(Data records)
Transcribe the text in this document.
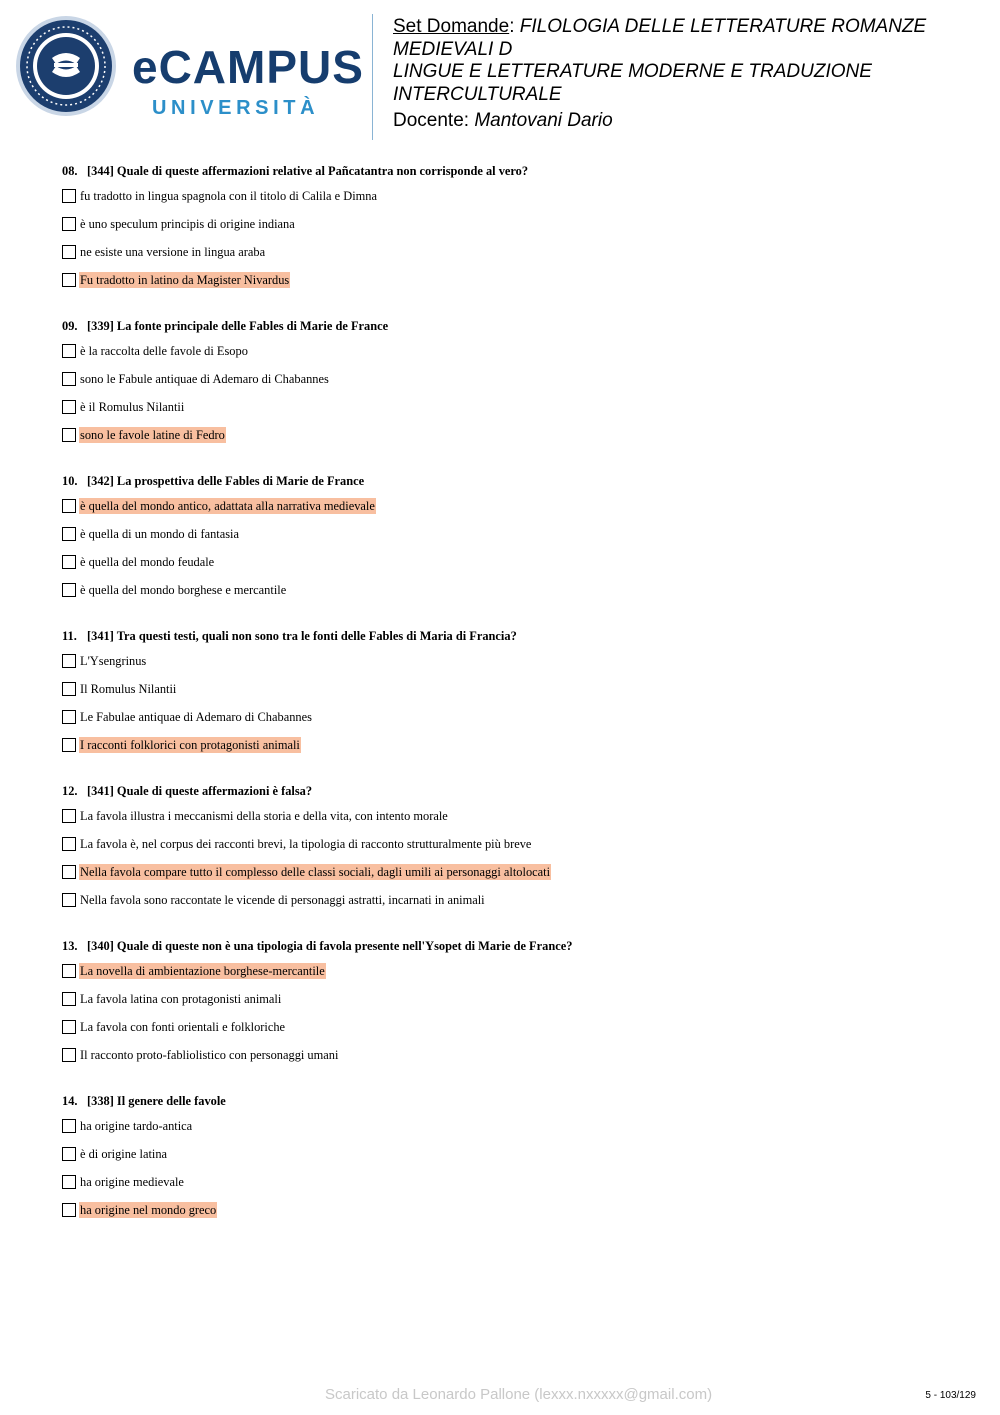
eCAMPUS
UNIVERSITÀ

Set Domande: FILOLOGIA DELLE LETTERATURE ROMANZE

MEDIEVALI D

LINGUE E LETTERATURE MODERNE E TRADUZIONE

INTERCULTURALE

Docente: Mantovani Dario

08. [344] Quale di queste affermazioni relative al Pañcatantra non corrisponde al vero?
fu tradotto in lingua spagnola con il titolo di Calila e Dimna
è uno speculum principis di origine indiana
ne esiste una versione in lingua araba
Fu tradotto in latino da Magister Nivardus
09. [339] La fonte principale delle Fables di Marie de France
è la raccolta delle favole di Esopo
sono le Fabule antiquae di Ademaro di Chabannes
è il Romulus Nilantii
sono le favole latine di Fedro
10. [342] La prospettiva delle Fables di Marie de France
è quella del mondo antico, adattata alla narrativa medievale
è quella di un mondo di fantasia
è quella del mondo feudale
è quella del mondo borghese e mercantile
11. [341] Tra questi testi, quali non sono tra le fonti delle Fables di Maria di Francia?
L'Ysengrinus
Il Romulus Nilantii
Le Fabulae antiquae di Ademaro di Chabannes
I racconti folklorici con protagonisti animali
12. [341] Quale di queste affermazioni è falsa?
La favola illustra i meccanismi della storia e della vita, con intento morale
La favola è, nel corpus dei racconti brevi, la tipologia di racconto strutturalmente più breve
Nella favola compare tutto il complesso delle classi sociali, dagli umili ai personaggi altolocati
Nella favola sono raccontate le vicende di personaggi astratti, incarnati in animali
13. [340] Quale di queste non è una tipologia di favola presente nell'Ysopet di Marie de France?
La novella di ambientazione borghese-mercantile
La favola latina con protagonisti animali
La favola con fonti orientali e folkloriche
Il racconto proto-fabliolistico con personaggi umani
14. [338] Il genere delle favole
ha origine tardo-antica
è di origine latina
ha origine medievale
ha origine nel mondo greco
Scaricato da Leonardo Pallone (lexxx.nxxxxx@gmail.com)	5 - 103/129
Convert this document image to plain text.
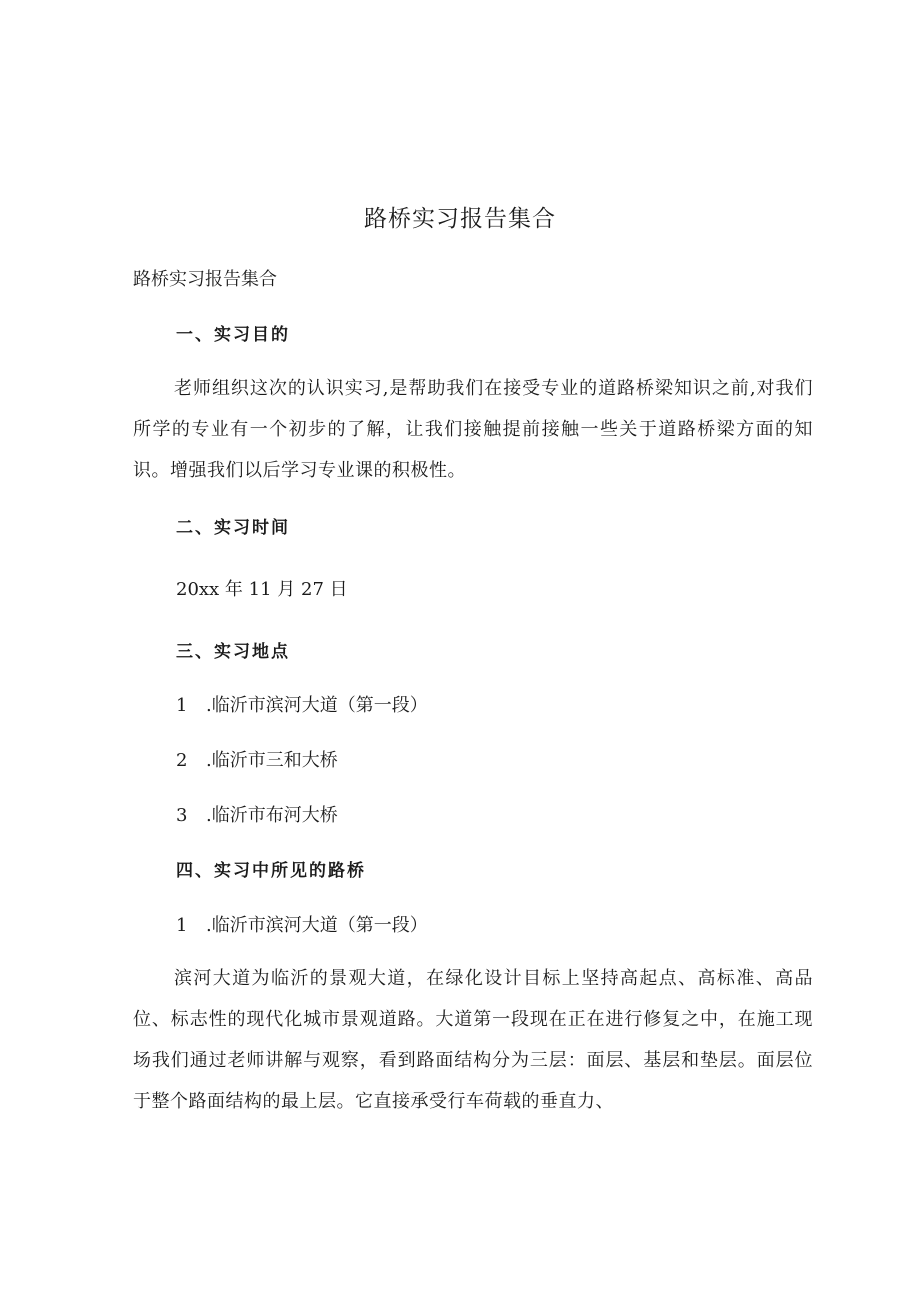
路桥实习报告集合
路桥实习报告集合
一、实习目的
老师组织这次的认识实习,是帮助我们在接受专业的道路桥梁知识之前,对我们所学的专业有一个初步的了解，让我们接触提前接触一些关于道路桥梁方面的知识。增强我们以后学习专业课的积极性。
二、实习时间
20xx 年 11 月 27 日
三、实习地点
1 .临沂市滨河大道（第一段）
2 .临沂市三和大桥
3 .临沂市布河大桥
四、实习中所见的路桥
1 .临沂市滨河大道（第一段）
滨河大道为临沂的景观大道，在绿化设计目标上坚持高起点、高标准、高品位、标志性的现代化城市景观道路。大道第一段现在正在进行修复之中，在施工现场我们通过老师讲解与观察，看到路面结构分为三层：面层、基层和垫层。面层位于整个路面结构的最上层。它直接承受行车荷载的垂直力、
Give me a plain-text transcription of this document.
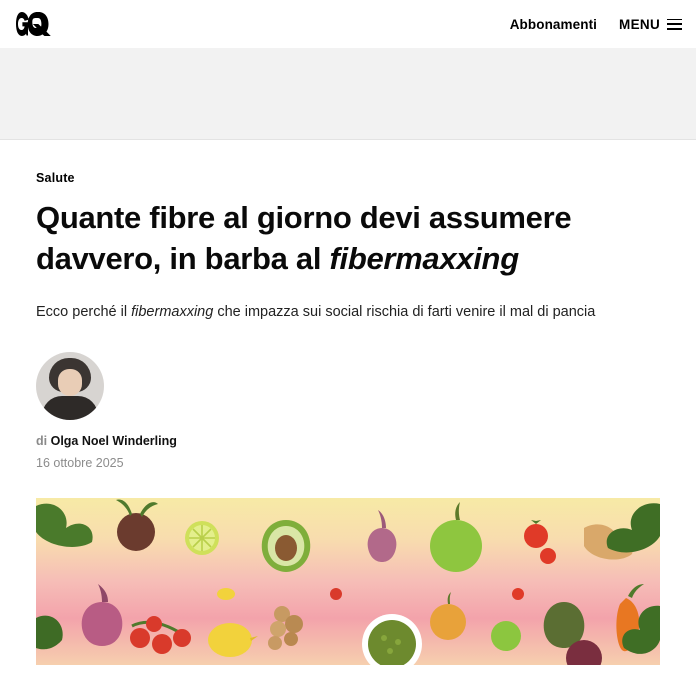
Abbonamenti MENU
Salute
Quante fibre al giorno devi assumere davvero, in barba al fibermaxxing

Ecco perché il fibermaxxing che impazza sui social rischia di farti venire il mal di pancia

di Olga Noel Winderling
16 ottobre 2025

---

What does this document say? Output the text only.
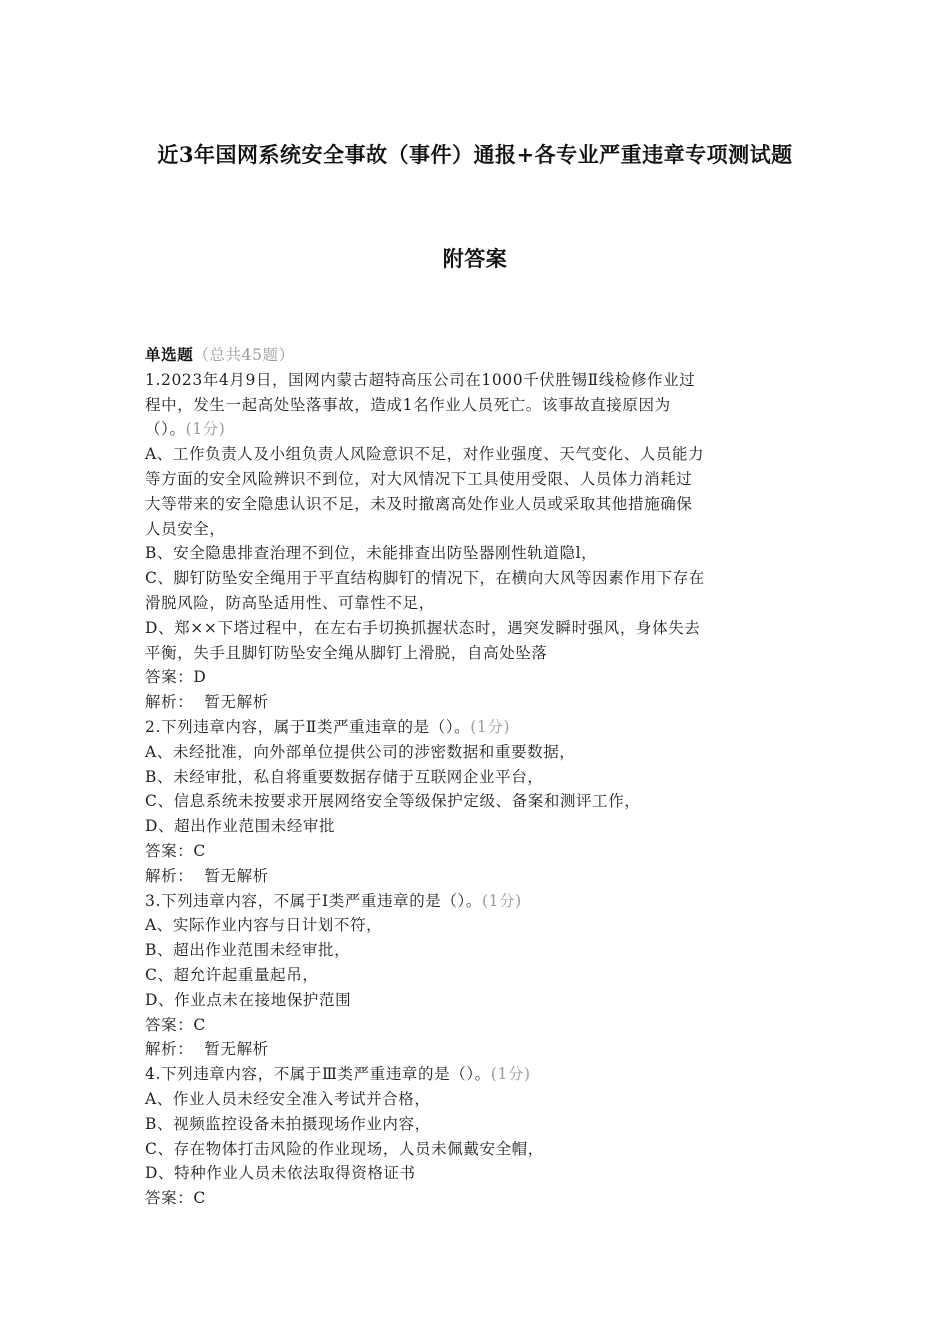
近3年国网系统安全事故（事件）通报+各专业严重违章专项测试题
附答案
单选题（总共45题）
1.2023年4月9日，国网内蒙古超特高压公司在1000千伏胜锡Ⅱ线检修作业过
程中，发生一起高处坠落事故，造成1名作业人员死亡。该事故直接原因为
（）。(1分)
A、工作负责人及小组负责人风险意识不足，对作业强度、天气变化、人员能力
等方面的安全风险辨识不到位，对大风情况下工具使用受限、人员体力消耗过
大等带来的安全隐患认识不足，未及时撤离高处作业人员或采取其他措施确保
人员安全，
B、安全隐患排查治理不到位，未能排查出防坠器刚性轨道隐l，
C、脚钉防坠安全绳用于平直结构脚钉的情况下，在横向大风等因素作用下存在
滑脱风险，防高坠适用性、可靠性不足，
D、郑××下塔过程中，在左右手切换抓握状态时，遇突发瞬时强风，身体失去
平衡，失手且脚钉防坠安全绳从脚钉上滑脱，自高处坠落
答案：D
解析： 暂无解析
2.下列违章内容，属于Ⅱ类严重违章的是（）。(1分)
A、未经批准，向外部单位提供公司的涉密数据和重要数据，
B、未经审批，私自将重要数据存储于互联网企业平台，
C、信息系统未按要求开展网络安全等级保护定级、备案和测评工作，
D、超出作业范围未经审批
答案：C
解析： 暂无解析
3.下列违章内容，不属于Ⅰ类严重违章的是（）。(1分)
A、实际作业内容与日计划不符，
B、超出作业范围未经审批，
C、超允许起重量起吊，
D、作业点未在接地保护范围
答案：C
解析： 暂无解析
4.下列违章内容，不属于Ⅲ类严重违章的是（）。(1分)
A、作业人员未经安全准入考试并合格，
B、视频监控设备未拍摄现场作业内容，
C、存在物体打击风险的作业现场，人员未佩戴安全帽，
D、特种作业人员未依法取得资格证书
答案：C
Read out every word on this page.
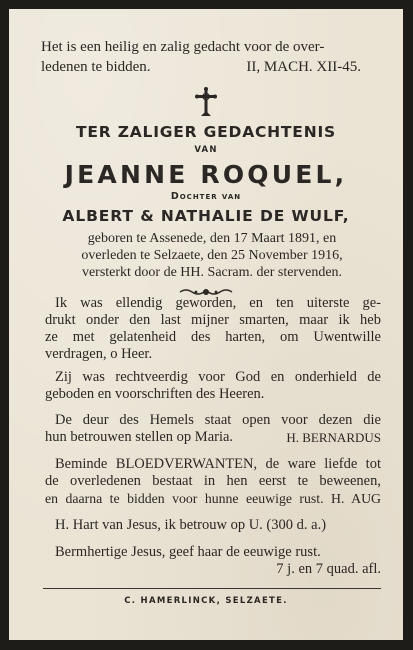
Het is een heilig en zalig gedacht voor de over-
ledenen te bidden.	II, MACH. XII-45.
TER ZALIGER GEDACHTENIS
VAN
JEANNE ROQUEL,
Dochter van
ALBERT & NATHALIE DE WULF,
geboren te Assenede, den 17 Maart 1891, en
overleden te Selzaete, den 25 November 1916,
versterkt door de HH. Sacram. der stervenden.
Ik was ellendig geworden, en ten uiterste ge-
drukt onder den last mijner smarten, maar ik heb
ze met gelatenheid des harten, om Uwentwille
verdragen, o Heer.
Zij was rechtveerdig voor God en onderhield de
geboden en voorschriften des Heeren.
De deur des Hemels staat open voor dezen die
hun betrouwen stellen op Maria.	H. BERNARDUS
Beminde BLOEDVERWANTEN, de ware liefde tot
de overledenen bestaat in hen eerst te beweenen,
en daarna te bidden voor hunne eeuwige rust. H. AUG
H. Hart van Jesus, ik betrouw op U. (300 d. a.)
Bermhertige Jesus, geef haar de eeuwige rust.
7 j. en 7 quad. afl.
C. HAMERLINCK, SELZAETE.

[Job]
Of the lines in the records, determine how many contain the word "tipologia", and report that number alone.

[The reply]
2